-------- Data shown

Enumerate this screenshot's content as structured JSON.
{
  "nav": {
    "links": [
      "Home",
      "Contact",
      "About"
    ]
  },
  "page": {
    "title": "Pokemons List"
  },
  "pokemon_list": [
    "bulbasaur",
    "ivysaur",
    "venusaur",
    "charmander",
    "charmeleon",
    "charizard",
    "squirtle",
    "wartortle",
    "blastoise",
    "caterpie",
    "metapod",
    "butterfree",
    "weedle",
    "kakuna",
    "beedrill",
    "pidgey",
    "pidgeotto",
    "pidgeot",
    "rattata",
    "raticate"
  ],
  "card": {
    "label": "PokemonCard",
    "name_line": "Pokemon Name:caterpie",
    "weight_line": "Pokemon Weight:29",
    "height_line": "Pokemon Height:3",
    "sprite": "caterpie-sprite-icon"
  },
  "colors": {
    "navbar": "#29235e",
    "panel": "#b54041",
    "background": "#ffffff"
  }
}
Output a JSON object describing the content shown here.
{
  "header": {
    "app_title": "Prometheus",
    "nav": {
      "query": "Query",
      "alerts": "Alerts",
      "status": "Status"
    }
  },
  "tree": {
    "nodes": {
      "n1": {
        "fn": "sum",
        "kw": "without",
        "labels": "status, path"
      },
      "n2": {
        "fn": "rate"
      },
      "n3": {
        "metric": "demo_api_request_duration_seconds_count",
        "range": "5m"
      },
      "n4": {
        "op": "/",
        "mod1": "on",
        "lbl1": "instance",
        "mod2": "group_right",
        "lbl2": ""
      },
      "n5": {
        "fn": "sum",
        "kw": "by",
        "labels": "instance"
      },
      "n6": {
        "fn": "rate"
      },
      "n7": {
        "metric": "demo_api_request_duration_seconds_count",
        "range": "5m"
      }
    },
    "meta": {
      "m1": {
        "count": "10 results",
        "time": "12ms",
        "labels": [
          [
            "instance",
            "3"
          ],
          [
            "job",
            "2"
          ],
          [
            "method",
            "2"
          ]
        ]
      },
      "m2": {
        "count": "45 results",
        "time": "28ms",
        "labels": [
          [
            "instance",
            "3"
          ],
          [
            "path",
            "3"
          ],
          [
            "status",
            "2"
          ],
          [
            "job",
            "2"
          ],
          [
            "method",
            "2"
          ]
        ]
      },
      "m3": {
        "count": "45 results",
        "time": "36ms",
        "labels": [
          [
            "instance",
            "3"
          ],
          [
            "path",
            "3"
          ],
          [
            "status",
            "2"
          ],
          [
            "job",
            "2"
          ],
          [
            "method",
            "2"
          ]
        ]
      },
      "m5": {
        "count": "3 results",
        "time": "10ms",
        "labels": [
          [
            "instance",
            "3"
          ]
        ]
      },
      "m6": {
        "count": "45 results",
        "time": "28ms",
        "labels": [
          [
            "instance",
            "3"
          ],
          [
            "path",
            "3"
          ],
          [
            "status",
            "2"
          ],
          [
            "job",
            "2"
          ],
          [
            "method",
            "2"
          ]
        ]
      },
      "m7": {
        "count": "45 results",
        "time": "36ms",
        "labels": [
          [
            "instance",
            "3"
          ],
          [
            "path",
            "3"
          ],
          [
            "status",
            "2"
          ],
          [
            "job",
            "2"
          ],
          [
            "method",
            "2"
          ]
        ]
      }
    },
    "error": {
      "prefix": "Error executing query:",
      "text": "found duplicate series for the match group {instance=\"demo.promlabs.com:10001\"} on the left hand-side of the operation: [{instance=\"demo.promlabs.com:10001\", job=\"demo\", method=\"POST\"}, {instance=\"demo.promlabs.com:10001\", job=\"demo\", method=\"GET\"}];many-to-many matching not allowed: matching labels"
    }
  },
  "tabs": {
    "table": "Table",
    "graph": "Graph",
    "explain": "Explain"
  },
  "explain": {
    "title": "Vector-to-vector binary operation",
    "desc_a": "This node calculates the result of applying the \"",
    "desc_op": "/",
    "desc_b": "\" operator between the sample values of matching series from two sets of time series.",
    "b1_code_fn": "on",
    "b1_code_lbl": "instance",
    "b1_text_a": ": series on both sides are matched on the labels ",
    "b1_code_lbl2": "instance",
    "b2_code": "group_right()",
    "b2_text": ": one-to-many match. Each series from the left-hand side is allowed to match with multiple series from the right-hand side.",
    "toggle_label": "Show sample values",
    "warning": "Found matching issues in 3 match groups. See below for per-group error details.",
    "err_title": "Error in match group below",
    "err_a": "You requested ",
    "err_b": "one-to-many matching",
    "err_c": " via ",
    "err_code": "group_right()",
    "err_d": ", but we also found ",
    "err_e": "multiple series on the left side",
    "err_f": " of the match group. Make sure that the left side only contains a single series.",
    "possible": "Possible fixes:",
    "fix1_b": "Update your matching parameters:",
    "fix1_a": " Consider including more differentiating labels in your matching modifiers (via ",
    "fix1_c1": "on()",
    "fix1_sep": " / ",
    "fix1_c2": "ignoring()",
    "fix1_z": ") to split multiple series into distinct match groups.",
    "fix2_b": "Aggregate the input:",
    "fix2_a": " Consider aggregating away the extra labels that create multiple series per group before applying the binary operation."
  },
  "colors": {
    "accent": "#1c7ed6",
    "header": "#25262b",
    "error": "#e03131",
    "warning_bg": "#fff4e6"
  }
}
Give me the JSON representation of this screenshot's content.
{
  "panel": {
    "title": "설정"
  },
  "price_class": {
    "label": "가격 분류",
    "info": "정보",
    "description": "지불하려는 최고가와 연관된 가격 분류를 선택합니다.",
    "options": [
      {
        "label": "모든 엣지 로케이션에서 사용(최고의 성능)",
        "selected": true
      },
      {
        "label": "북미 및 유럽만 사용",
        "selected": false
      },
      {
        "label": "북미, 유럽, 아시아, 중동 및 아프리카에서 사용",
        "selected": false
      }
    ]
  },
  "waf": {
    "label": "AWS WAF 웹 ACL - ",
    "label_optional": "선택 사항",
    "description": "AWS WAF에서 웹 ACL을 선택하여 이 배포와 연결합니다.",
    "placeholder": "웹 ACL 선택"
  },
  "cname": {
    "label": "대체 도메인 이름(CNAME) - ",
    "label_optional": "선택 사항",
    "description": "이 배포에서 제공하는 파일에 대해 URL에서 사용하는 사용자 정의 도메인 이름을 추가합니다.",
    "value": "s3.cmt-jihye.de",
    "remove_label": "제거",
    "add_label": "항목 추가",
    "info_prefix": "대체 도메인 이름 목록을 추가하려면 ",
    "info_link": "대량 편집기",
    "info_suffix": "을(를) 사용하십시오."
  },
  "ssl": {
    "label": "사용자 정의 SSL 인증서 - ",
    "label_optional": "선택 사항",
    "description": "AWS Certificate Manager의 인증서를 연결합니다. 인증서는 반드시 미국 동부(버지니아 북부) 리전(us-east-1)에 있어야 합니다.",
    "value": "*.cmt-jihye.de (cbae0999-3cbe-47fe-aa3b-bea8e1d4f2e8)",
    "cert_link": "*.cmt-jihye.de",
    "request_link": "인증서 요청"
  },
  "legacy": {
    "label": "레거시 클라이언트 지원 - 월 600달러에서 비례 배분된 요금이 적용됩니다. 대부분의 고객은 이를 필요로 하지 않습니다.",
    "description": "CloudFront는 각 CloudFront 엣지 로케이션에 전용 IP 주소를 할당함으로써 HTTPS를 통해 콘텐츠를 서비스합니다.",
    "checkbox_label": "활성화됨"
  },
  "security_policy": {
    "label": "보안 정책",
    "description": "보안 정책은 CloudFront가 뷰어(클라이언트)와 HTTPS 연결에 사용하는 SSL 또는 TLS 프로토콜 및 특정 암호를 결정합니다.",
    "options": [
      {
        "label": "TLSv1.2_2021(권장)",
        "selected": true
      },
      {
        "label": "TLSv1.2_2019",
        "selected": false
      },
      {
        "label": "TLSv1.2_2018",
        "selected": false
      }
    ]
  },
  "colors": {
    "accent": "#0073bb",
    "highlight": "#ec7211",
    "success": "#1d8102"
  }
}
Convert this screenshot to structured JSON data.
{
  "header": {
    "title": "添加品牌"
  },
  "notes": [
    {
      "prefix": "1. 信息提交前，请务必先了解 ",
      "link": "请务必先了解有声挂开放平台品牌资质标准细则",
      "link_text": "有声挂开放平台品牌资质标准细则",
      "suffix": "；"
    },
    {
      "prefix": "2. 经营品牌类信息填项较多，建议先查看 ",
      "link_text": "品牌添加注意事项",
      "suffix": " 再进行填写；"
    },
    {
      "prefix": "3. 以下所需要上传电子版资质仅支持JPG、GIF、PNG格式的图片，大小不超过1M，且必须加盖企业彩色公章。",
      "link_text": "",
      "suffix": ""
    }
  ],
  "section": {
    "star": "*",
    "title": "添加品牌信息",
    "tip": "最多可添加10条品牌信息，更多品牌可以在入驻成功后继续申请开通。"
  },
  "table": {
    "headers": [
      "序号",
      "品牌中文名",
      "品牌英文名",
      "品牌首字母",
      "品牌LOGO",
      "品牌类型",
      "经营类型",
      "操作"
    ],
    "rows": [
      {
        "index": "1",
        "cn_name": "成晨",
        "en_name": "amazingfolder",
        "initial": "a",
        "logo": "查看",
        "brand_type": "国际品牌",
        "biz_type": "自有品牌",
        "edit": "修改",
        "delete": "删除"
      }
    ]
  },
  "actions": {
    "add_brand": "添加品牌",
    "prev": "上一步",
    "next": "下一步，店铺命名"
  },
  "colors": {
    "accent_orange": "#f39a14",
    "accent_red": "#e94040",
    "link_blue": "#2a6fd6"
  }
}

----------------

• [Directions for this task]:
Search the records for the word "time", then list every line that has it.

• [Complete answer]:
        "time": "12ms",
        "time": "28ms",
        "time": "36ms",
        "time": "10ms",
        "time": "28ms",
        "time": "36ms",
    "desc_b": "\" operator between the sample values of matching series from two sets of time series.",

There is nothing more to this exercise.